→ **WHAT YOU ARE ASKED TO DO**:
In the records below, locate the line containing "Read this page and output its text content."; output that line and every following line through the last, exactly.

→ **RECORDS PROVIDED**:
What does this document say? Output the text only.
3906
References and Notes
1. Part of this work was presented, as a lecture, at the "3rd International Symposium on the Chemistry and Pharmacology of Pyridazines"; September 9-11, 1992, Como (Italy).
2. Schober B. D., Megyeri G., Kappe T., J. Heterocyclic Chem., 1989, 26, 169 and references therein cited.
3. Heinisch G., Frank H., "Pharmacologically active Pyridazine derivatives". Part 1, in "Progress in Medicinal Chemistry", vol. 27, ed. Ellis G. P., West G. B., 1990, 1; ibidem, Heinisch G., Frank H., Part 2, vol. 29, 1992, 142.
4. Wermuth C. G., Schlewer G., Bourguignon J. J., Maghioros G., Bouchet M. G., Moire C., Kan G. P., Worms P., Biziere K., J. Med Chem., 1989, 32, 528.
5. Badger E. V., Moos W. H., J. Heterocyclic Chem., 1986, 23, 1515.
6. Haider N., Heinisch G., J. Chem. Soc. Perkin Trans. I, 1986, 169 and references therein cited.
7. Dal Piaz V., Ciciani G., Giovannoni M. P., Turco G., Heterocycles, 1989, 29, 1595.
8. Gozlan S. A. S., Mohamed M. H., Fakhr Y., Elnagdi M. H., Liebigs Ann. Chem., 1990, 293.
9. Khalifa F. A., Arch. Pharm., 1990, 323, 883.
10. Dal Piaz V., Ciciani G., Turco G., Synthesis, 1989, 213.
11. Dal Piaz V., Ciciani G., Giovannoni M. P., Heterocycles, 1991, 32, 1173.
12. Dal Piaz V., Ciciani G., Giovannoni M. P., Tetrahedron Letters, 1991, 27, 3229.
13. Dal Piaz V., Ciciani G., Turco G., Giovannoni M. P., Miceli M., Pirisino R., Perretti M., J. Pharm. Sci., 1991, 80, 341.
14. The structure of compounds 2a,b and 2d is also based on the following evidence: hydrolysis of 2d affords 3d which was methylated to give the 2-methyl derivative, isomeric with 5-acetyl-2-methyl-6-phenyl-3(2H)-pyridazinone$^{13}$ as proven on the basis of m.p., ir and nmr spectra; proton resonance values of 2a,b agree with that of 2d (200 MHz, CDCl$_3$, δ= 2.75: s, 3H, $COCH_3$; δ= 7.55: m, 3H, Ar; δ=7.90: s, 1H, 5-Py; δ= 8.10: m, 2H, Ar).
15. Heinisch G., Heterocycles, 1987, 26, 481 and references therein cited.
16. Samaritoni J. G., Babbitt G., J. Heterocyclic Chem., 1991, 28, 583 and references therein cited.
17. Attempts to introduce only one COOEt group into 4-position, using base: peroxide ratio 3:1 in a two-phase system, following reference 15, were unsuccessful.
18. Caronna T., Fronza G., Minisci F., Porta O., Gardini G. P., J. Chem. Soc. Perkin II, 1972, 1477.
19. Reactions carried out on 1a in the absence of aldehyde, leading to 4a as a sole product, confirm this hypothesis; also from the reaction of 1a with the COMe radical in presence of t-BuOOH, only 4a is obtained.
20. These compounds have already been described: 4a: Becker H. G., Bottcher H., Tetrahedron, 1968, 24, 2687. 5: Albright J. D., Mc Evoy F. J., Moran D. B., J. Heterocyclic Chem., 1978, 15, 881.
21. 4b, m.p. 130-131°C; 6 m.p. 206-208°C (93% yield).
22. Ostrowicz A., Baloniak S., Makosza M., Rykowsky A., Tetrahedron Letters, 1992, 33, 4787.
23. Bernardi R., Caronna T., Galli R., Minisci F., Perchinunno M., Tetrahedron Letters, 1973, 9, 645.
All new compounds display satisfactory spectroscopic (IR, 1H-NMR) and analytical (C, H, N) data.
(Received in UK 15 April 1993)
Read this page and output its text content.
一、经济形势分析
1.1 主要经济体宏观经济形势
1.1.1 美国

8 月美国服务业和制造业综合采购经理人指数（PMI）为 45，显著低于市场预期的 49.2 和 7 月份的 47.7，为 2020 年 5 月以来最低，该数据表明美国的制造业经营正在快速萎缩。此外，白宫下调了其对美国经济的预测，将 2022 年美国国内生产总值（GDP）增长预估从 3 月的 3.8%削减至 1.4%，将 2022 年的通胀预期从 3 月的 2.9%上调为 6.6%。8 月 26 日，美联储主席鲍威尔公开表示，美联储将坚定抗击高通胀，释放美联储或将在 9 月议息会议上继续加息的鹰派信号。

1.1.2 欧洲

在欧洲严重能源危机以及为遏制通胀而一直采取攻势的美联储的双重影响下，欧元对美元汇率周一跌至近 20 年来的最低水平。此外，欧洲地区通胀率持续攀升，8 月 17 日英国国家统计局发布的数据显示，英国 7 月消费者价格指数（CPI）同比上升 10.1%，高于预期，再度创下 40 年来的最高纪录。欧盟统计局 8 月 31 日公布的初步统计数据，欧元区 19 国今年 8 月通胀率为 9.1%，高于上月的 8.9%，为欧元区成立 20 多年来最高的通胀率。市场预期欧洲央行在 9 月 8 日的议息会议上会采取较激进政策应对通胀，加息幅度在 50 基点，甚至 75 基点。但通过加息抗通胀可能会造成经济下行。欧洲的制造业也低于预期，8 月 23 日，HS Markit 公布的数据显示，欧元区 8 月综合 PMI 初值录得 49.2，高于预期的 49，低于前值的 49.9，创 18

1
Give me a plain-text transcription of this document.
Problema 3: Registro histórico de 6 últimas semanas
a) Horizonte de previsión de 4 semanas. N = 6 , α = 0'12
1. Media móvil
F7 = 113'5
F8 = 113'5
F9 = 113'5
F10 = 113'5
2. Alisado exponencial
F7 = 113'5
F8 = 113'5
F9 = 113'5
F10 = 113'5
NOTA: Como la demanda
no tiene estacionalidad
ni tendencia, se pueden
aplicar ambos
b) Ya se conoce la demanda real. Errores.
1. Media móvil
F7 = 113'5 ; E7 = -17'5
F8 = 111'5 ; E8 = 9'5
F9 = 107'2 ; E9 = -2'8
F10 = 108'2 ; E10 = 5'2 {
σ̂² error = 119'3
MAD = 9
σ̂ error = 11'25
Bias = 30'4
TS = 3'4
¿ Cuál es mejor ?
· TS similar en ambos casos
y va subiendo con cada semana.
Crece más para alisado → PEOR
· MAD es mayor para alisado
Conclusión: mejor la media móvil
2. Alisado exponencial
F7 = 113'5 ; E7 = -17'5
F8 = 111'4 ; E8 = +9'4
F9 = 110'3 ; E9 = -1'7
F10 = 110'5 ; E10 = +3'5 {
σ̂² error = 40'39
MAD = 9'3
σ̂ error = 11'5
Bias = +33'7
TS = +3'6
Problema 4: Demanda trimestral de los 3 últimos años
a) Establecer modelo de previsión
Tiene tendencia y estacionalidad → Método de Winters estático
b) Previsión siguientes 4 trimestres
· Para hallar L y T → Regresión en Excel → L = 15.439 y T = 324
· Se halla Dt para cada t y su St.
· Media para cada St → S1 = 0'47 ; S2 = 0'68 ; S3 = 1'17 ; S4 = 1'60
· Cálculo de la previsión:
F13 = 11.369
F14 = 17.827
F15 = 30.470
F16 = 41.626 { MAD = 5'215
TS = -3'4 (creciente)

→ **RESULT OF THE EXERCISE**:
Read this page and output its text content.
一、经济形势分析
1.1 主要经济体宏观经济形势
1.1.1 美国

8 月美国服务业和制造业综合采购经理人指数（PMI）为 45，显著低于市场预期的 49.2 和 7 月份的 47.7，为 2020 年 5 月以来最低，该数据表明美国的制造业经营正在快速萎缩。此外，白宫下调了其对美国经济的预测，将 2022 年美国国内生产总值（GDP）增长预估从 3 月的 3.8%削减至 1.4%，将 2022 年的通胀预期从 3 月的 2.9%上调为 6.6%。8 月 26 日，美联储主席鲍威尔公开表示，美联储将坚定抗击高通胀，释放美联储或将在 9 月议息会议上继续加息的鹰派信号。

1.1.2 欧洲

在欧洲严重能源危机以及为遏制通胀而一直采取攻势的美联储的双重影响下，欧元对美元汇率周一跌至近 20 年来的最低水平。此外，欧洲地区通胀率持续攀升，8 月 17 日英国国家统计局发布的数据显示，英国 7 月消费者价格指数（CPI）同比上升 10.1%，高于预期，再度创下 40 年来的最高纪录。欧盟统计局 8 月 31 日公布的初步统计数据，欧元区 19 国今年 8 月通胀率为 9.1%，高于上月的 8.9%，为欧元区成立 20 多年来最高的通胀率。市场预期欧洲央行在 9 月 8 日的议息会议上会采取较激进政策应对通胀，加息幅度在 50 基点，甚至 75 基点。但通过加息抗通胀可能会造成经济下行。欧洲的制造业也低于预期，8 月 23 日，HS Markit 公布的数据显示，欧元区 8 月综合 PMI 初值录得 49.2，高于预期的 49，低于前值的 49.9，创 18

1
Give me a plain-text transcription of this document.
Problema 3: Registro histórico de 6 últimas semanas
a) Horizonte de previsión de 4 semanas. N = 6 , α = 0'12
1. Media móvil
F7 = 113'5
F8 = 113'5
F9 = 113'5
F10 = 113'5
2. Alisado exponencial
F7 = 113'5
F8 = 113'5
F9 = 113'5
F10 = 113'5
NOTA: Como la demanda
no tiene estacionalidad
ni tendencia, se pueden
aplicar ambos
b) Ya se conoce la demanda real. Errores.
1. Media móvil
F7 = 113'5 ; E7 = -17'5
F8 = 111'5 ; E8 = 9'5
F9 = 107'2 ; E9 = -2'8
F10 = 108'2 ; E10 = 5'2 {
σ̂² error = 119'3
MAD = 9
σ̂ error = 11'25
Bias = 30'4
TS = 3'4
¿ Cuál es mejor ?
· TS similar en ambos casos
y va subiendo con cada semana.
Crece más para alisado → PEOR
· MAD es mayor para alisado
Conclusión: mejor la media móvil
2. Alisado exponencial
F7 = 113'5 ; E7 = -17'5
F8 = 111'4 ; E8 = +9'4
F9 = 110'3 ; E9 = -1'7
F10 = 110'5 ; E10 = +3'5 {
σ̂² error = 40'39
MAD = 9'3
σ̂ error = 11'5
Bias = +33'7
TS = +3'6
Problema 4: Demanda trimestral de los 3 últimos años
a) Establecer modelo de previsión
Tiene tendencia y estacionalidad → Método de Winters estático
b) Previsión siguientes 4 trimestres
· Para hallar L y T → Regresión en Excel → L = 15.439 y T = 324
· Se halla Dt para cada t y su St.
· Media para cada St → S1 = 0'47 ; S2 = 0'68 ; S3 = 1'17 ; S4 = 1'60
· Cálculo de la previsión:
F13 = 11.369
F14 = 17.827
F15 = 30.470
F16 = 41.626 { MAD = 5'215
TS = -3'4 (creciente)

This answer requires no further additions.